* **WRITTEN PROBLEM**: No images are to be carried over; print all other material exactly as it stands.

* **DATA SHOWN**:
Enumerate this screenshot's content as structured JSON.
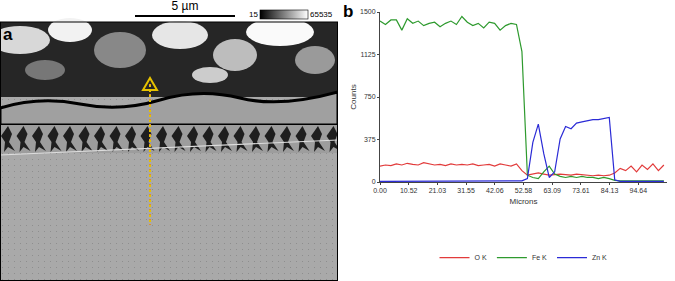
{
  "chart_data": {
    "type": "line",
    "x_label": "Microns",
    "y_label": "Counts",
    "x": [
      0,
      2,
      4,
      6,
      8,
      10,
      12,
      14,
      16,
      18,
      20,
      22,
      24,
      26,
      28,
      30,
      32,
      34,
      36,
      38,
      40,
      42,
      44,
      46,
      48,
      50,
      52,
      54,
      56,
      58,
      60,
      62,
      64,
      66,
      68,
      70,
      72,
      74,
      76,
      78,
      80,
      82,
      84,
      86,
      88,
      90,
      92,
      94,
      96,
      98,
      100,
      102,
      104
    ],
    "series": [
      {
        "name": "O K",
        "color": "#e23b3b",
        "values": [
          140,
          150,
          145,
          160,
          150,
          165,
          155,
          150,
          170,
          160,
          150,
          155,
          145,
          160,
          150,
          155,
          150,
          160,
          145,
          150,
          155,
          140,
          160,
          150,
          140,
          160,
          100,
          60,
          70,
          80,
          70,
          60,
          65,
          70,
          65,
          60,
          70,
          65,
          60,
          55,
          60,
          55,
          60,
          80,
          120,
          100,
          140,
          90,
          150,
          110,
          160,
          100,
          150
        ]
      },
      {
        "name": "Fe K",
        "color": "#2e9a2e",
        "values": [
          1420,
          1390,
          1430,
          1430,
          1340,
          1440,
          1400,
          1420,
          1380,
          1400,
          1410,
          1370,
          1400,
          1420,
          1390,
          1460,
          1410,
          1380,
          1400,
          1360,
          1410,
          1400,
          1340,
          1380,
          1400,
          1390,
          1150,
          60,
          40,
          30,
          90,
          140,
          70,
          50,
          40,
          50,
          40,
          50,
          40,
          40,
          30,
          40,
          30,
          15,
          10,
          10,
          15,
          10,
          10,
          15,
          10,
          10,
          10
        ]
      },
      {
        "name": "Zn K",
        "color": "#2b2bd6",
        "values": [
          5,
          5,
          5,
          5,
          5,
          5,
          5,
          5,
          5,
          5,
          5,
          5,
          5,
          5,
          5,
          5,
          5,
          5,
          5,
          5,
          5,
          5,
          5,
          5,
          5,
          5,
          10,
          30,
          350,
          510,
          250,
          40,
          90,
          380,
          490,
          470,
          520,
          530,
          540,
          550,
          550,
          560,
          570,
          20,
          5,
          5,
          5,
          5,
          5,
          5,
          5,
          5,
          5
        ]
      }
    ],
    "xlim": [
      0,
      105.15
    ],
    "xticks": [
      {
        "value": 0,
        "label": "0.00"
      },
      {
        "value": 10.52,
        "label": "10.52"
      },
      {
        "value": 21.03,
        "label": "21.03"
      },
      {
        "value": 31.55,
        "label": "31.55"
      },
      {
        "value": 42.06,
        "label": "42.06"
      },
      {
        "value": 52.58,
        "label": "52.58"
      },
      {
        "value": 63.09,
        "label": "63.09"
      },
      {
        "value": 73.61,
        "label": "73.61"
      },
      {
        "value": 84.13,
        "label": "84.13"
      },
      {
        "value": 94.64,
        "label": "94.64"
      }
    ],
    "ylim": [
      0,
      1500
    ],
    "yticks": [
      0,
      375,
      750,
      1125,
      1500
    ],
    "grid": false,
    "legend": "bottom"
  },
  "panel_label": "b",
  "image_panel": {
    "label": "a",
    "scale_bar": "5 µm",
    "intensity_min": "15",
    "intensity_max": "65535"
  }
}
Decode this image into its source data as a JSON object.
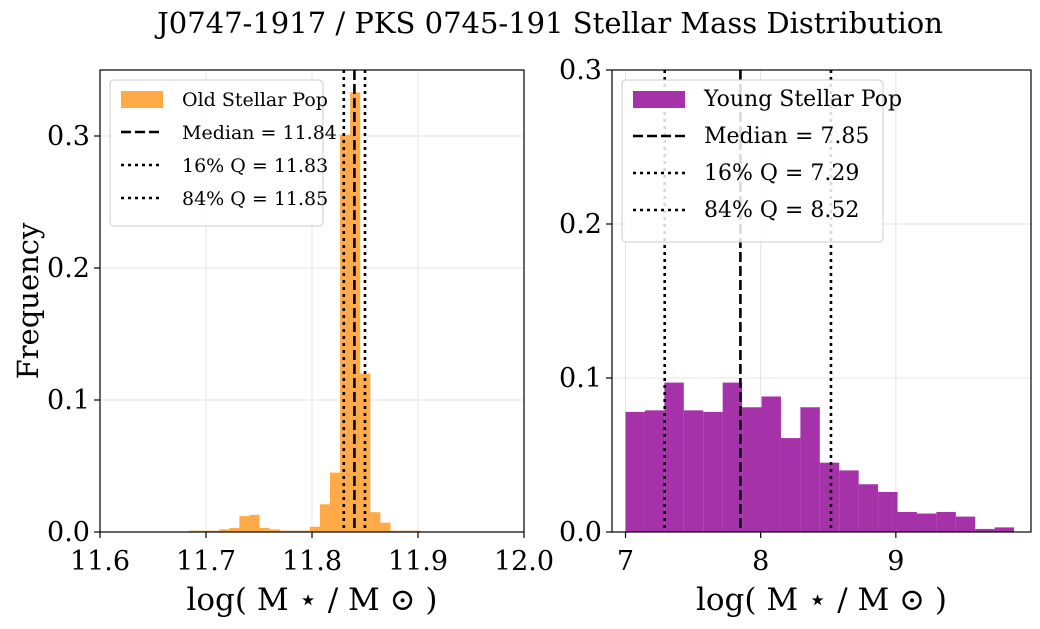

* **WRITTEN SOLUTION**:
Enumerate this screenshot's content as structured JSON.
{
  "chart_data": {
    "type": "line",
    "x_label": "Microns",
    "y_label": "Counts",
    "x": [
      0,
      2,
      4,
      6,
      8,
      10,
      12,
      14,
      16,
      18,
      20,
      22,
      24,
      26,
      28,
      30,
      32,
      34,
      36,
      38,
      40,
      42,
      44,
      46,
      48,
      50,
      52,
      54,
      56,
      58,
      60,
      62,
      64,
      66,
      68,
      70,
      72,
      74,
      76,
      78,
      80,
      82,
      84,
      86,
      88,
      90,
      92,
      94,
      96,
      98,
      100,
      102,
      104
    ],
    "series": [
      {
        "name": "O K",
        "color": "#e23b3b",
        "values": [
          140,
          150,
          145,
          160,
          150,
          165,
          155,
          150,
          170,
          160,
          150,
          155,
          145,
          160,
          150,
          155,
          150,
          160,
          145,
          150,
          155,
          140,
          160,
          150,
          140,
          160,
          100,
          60,
          70,
          80,
          70,
          60,
          65,
          70,
          65,
          60,
          70,
          65,
          60,
          55,
          60,
          55,
          60,
          80,
          120,
          100,
          140,
          90,
          150,
          110,
          160,
          100,
          150
        ]
      },
      {
        "name": "Fe K",
        "color": "#2e9a2e",
        "values": [
          1420,
          1390,
          1430,
          1430,
          1340,
          1440,
          1400,
          1420,
          1380,
          1400,
          1410,
          1370,
          1400,
          1420,
          1390,
          1460,
          1410,
          1380,
          1400,
          1360,
          1410,
          1400,
          1340,
          1380,
          1400,
          1390,
          1150,
          60,
          40,
          30,
          90,
          140,
          70,
          50,
          40,
          50,
          40,
          50,
          40,
          40,
          30,
          40,
          30,
          15,
          10,
          10,
          15,
          10,
          10,
          15,
          10,
          10,
          10
        ]
      },
      {
        "name": "Zn K",
        "color": "#2b2bd6",
        "values": [
          5,
          5,
          5,
          5,
          5,
          5,
          5,
          5,
          5,
          5,
          5,
          5,
          5,
          5,
          5,
          5,
          5,
          5,
          5,
          5,
          5,
          5,
          5,
          5,
          5,
          5,
          10,
          30,
          350,
          510,
          250,
          40,
          90,
          380,
          490,
          470,
          520,
          530,
          540,
          550,
          550,
          560,
          570,
          20,
          5,
          5,
          5,
          5,
          5,
          5,
          5,
          5,
          5
        ]
      }
    ],
    "xlim": [
      0,
      105.15
    ],
    "xticks": [
      {
        "value": 0,
        "label": "0.00"
      },
      {
        "value": 10.52,
        "label": "10.52"
      },
      {
        "value": 21.03,
        "label": "21.03"
      },
      {
        "value": 31.55,
        "label": "31.55"
      },
      {
        "value": 42.06,
        "label": "42.06"
      },
      {
        "value": 52.58,
        "label": "52.58"
      },
      {
        "value": 63.09,
        "label": "63.09"
      },
      {
        "value": 73.61,
        "label": "73.61"
      },
      {
        "value": 84.13,
        "label": "84.13"
      },
      {
        "value": 94.64,
        "label": "94.64"
      }
    ],
    "ylim": [
      0,
      1500
    ],
    "yticks": [
      0,
      375,
      750,
      1125,
      1500
    ],
    "grid": false,
    "legend": "bottom"
  },
  "panel_label": "b",
  "image_panel": {
    "label": "a",
    "scale_bar": "5 µm",
    "intensity_min": "15",
    "intensity_max": "65535"
  }
}
Decode this image into its source data as a JSON object.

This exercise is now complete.